## Given instruction
Write every record out again exactly, and keep images out of it.
## BEGIN Records to process
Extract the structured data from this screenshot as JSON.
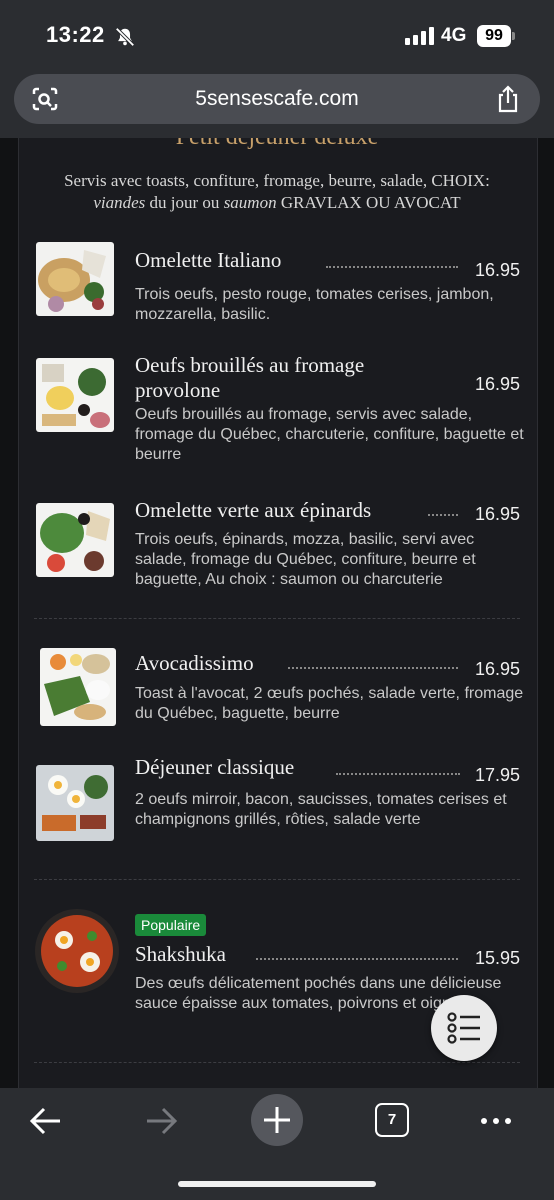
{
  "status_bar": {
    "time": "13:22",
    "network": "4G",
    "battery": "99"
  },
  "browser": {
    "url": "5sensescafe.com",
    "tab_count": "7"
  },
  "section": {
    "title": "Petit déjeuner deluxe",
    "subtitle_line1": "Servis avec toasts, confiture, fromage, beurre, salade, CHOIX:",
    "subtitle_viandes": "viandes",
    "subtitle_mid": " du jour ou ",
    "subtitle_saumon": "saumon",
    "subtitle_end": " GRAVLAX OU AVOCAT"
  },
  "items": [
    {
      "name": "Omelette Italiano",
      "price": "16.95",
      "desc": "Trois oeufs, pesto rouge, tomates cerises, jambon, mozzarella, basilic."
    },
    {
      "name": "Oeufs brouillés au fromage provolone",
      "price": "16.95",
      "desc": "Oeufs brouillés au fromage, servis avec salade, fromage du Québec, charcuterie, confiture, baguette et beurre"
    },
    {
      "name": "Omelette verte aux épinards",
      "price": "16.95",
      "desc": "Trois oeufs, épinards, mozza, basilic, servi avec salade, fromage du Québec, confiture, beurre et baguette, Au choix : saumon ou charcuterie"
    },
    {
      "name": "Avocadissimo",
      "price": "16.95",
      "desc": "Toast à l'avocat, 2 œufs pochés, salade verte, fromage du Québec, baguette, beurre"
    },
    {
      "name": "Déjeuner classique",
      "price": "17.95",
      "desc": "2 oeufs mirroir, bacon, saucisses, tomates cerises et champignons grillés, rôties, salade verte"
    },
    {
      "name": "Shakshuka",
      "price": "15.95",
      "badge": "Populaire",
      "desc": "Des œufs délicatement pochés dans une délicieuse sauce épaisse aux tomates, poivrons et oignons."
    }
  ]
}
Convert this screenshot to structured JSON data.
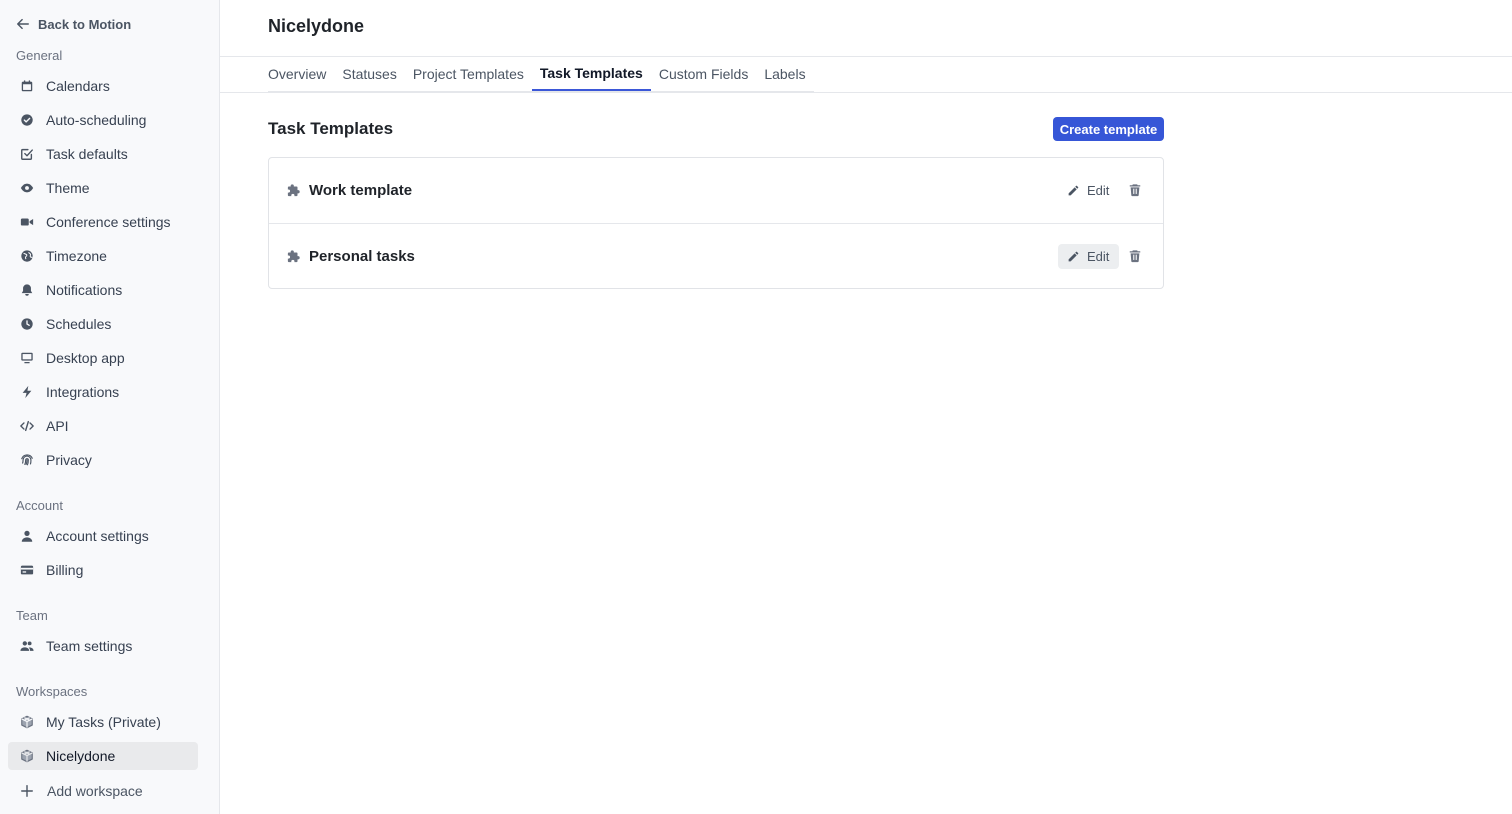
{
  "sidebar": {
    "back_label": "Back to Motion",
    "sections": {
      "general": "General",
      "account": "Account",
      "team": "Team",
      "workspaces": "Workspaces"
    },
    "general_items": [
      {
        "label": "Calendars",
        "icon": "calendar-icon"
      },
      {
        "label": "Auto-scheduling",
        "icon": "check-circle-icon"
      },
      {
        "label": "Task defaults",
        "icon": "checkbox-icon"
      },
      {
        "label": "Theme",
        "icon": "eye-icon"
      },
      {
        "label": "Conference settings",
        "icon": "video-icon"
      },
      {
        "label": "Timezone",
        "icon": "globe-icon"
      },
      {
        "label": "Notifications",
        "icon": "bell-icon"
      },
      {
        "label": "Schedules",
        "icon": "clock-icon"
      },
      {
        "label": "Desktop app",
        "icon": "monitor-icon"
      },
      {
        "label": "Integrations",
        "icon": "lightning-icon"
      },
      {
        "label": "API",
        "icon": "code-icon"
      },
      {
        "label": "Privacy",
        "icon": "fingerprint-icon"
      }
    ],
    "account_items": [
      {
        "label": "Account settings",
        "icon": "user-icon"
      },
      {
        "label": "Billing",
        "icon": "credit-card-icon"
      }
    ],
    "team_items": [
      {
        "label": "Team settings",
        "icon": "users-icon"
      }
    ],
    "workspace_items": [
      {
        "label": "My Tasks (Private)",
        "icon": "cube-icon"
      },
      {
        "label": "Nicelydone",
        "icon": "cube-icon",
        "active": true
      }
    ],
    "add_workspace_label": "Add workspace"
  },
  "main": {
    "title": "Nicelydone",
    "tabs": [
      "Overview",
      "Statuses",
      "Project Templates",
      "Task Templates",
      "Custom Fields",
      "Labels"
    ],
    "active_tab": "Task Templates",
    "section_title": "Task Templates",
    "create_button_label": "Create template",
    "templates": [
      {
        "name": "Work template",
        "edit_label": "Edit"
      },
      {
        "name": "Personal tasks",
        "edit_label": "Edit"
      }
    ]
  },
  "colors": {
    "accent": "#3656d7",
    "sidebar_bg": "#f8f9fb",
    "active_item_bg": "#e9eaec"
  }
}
## END Records to process
## Task output
Extract the structured data from this screenshot as JSON.
{
  "status_bar": {
    "time": "13:22",
    "network": "4G",
    "battery": "99"
  },
  "browser": {
    "url": "5sensescafe.com",
    "tab_count": "7"
  },
  "section": {
    "title": "Petit déjeuner deluxe",
    "subtitle_line1": "Servis avec toasts, confiture, fromage, beurre, salade, CHOIX:",
    "subtitle_viandes": "viandes",
    "subtitle_mid": " du jour ou ",
    "subtitle_saumon": "saumon",
    "subtitle_end": " GRAVLAX OU AVOCAT"
  },
  "items": [
    {
      "name": "Omelette Italiano",
      "price": "16.95",
      "desc": "Trois oeufs, pesto rouge, tomates cerises, jambon, mozzarella, basilic."
    },
    {
      "name": "Oeufs brouillés au fromage provolone",
      "price": "16.95",
      "desc": "Oeufs brouillés au fromage, servis avec salade, fromage du Québec, charcuterie, confiture, baguette et beurre"
    },
    {
      "name": "Omelette verte aux épinards",
      "price": "16.95",
      "desc": "Trois oeufs, épinards, mozza, basilic, servi avec salade, fromage du Québec, confiture, beurre et baguette, Au choix : saumon ou charcuterie"
    },
    {
      "name": "Avocadissimo",
      "price": "16.95",
      "desc": "Toast à l'avocat, 2 œufs pochés, salade verte, fromage du Québec, baguette, beurre"
    },
    {
      "name": "Déjeuner classique",
      "price": "17.95",
      "desc": "2 oeufs mirroir, bacon, saucisses, tomates cerises et champignons grillés, rôties, salade verte"
    },
    {
      "name": "Shakshuka",
      "price": "15.95",
      "badge": "Populaire",
      "desc": "Des œufs délicatement pochés dans une délicieuse sauce épaisse aux tomates, poivrons et oignons."
    }
  ]
}
Convert this screenshot to structured JSON data.
{
  "sidebar": {
    "back_label": "Back to Motion",
    "sections": {
      "general": "General",
      "account": "Account",
      "team": "Team",
      "workspaces": "Workspaces"
    },
    "general_items": [
      {
        "label": "Calendars",
        "icon": "calendar-icon"
      },
      {
        "label": "Auto-scheduling",
        "icon": "check-circle-icon"
      },
      {
        "label": "Task defaults",
        "icon": "checkbox-icon"
      },
      {
        "label": "Theme",
        "icon": "eye-icon"
      },
      {
        "label": "Conference settings",
        "icon": "video-icon"
      },
      {
        "label": "Timezone",
        "icon": "globe-icon"
      },
      {
        "label": "Notifications",
        "icon": "bell-icon"
      },
      {
        "label": "Schedules",
        "icon": "clock-icon"
      },
      {
        "label": "Desktop app",
        "icon": "monitor-icon"
      },
      {
        "label": "Integrations",
        "icon": "lightning-icon"
      },
      {
        "label": "API",
        "icon": "code-icon"
      },
      {
        "label": "Privacy",
        "icon": "fingerprint-icon"
      }
    ],
    "account_items": [
      {
        "label": "Account settings",
        "icon": "user-icon"
      },
      {
        "label": "Billing",
        "icon": "credit-card-icon"
      }
    ],
    "team_items": [
      {
        "label": "Team settings",
        "icon": "users-icon"
      }
    ],
    "workspace_items": [
      {
        "label": "My Tasks (Private)",
        "icon": "cube-icon"
      },
      {
        "label": "Nicelydone",
        "icon": "cube-icon",
        "active": true
      }
    ],
    "add_workspace_label": "Add workspace"
  },
  "main": {
    "title": "Nicelydone",
    "tabs": [
      "Overview",
      "Statuses",
      "Project Templates",
      "Task Templates",
      "Custom Fields",
      "Labels"
    ],
    "active_tab": "Task Templates",
    "section_title": "Task Templates",
    "create_button_label": "Create template",
    "templates": [
      {
        "name": "Work template",
        "edit_label": "Edit"
      },
      {
        "name": "Personal tasks",
        "edit_label": "Edit"
      }
    ]
  },
  "colors": {
    "accent": "#3656d7",
    "sidebar_bg": "#f8f9fb",
    "active_item_bg": "#e9eaec"
  }
}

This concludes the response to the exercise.